WRITTEN REQUEST: Select all lines holding the word "Länder" from the entries that follow.

AVAILABLE DATA:
----------

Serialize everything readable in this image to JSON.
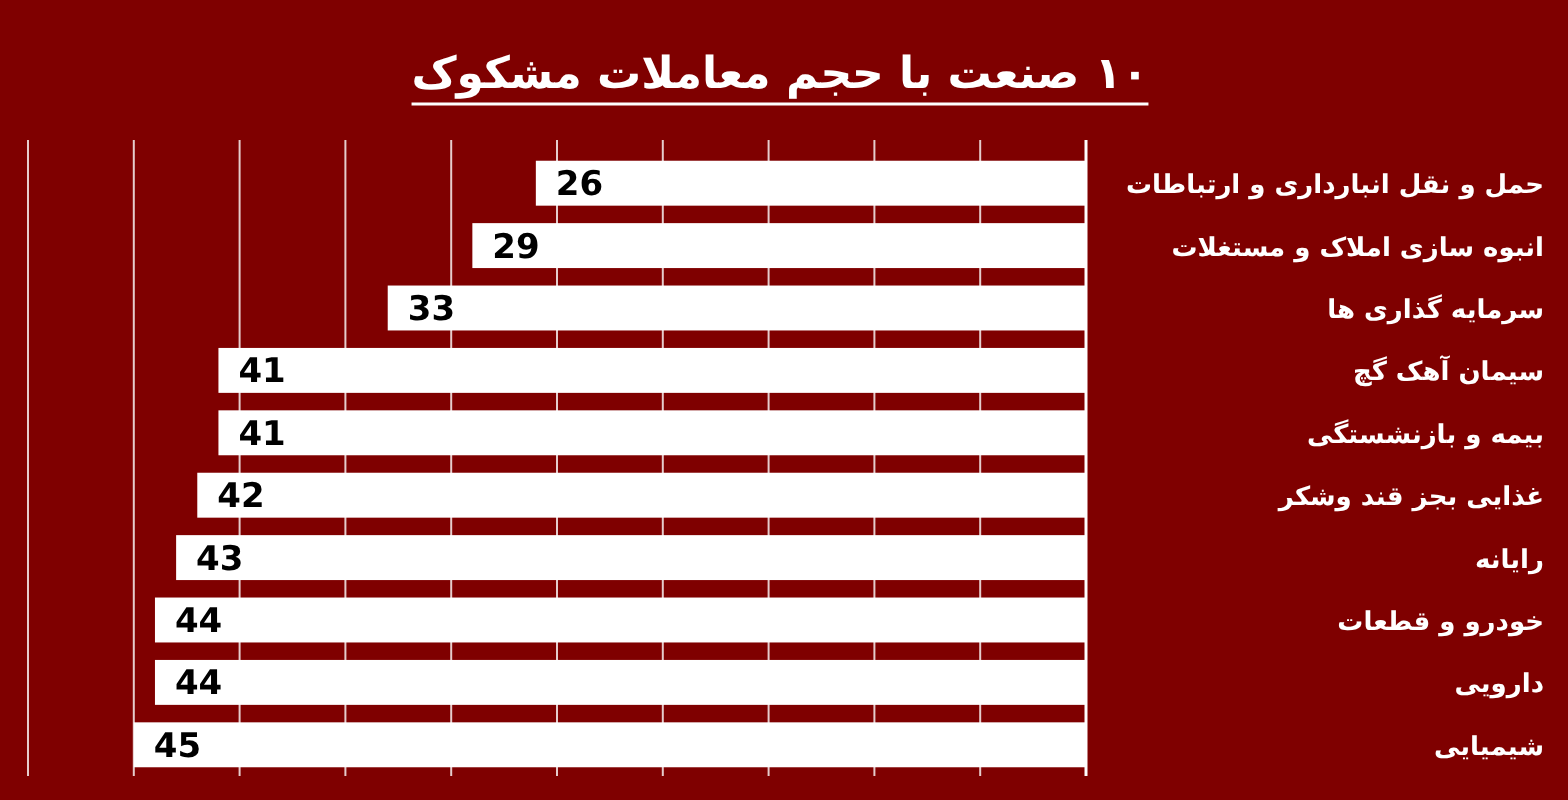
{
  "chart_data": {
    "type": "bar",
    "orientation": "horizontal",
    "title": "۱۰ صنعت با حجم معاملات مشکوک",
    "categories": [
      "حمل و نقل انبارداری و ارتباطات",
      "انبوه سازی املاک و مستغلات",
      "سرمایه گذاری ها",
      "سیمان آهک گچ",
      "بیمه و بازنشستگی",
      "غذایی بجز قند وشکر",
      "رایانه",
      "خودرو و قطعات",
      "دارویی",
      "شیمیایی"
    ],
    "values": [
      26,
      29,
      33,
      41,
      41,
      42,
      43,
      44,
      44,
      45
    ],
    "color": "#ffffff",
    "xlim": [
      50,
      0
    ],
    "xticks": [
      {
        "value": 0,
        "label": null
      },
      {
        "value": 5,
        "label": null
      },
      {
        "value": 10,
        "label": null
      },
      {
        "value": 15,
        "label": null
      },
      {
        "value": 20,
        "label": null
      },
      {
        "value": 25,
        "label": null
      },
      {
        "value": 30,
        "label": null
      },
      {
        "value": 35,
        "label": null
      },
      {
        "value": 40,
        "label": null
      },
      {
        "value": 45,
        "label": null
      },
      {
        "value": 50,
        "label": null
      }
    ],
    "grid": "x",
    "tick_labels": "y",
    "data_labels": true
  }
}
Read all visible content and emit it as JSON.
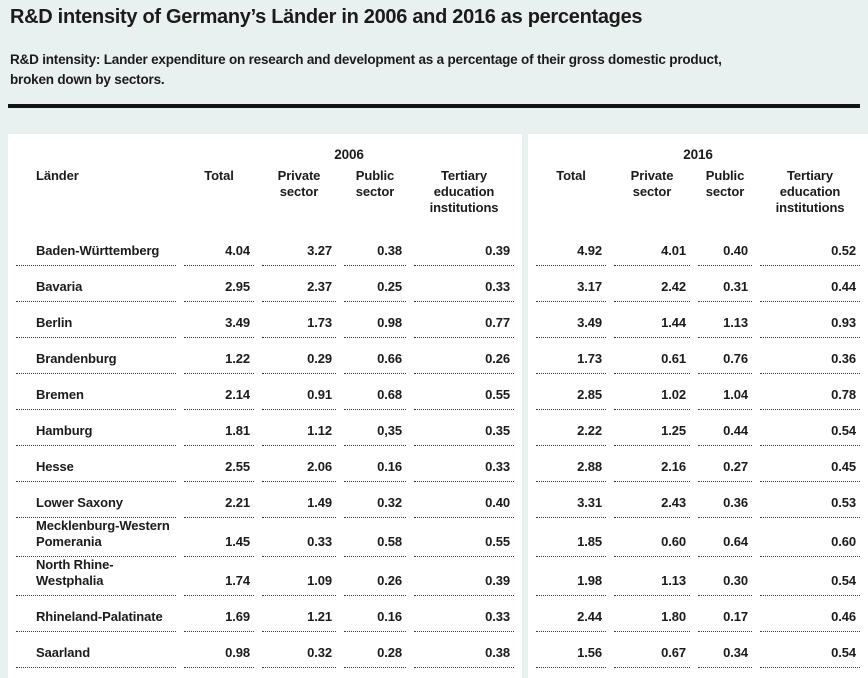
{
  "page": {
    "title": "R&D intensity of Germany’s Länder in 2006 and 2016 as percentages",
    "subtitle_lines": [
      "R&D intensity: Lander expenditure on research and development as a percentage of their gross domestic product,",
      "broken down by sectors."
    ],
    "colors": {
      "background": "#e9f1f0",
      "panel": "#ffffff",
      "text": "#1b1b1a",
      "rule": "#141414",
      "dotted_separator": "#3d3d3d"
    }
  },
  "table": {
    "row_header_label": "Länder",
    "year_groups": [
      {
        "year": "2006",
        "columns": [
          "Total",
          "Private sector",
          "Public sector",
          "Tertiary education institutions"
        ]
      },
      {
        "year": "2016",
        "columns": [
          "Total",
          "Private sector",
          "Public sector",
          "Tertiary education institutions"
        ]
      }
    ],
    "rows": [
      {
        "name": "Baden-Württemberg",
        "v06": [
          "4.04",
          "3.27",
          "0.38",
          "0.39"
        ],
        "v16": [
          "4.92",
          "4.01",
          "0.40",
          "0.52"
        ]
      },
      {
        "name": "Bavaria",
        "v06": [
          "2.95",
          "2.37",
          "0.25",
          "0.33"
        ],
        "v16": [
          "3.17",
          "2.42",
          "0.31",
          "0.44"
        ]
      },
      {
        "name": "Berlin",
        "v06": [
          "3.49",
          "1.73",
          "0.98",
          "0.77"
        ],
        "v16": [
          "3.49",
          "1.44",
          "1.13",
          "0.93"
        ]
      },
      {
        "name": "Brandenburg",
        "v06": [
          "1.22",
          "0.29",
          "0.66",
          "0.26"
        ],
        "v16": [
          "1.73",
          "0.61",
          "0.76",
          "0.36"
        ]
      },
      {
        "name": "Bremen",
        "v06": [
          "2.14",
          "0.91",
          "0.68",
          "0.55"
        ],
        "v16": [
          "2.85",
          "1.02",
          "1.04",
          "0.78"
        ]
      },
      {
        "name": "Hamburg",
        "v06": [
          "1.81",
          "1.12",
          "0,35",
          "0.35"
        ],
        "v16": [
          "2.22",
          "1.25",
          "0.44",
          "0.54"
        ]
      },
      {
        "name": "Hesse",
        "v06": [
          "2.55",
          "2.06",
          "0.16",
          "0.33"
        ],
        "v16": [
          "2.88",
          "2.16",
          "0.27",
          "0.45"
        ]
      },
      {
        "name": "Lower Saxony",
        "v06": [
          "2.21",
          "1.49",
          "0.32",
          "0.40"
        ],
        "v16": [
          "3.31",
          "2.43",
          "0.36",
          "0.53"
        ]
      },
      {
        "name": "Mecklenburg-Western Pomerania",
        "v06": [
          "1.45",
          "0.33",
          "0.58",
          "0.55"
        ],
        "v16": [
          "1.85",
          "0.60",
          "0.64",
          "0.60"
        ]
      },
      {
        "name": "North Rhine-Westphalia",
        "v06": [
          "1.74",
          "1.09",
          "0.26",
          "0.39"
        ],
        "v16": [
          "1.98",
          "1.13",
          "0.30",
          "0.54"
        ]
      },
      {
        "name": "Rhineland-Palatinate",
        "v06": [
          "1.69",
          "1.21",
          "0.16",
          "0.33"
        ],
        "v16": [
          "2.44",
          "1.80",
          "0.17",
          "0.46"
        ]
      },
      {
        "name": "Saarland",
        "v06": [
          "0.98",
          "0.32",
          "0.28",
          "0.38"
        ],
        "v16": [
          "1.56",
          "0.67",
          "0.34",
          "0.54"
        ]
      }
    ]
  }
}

----------

IN RESPONSE:
    "title": "R&D intensity of Germany’s Länder in 2006 and 2016 as percentages",
    "row_header_label": "Länder",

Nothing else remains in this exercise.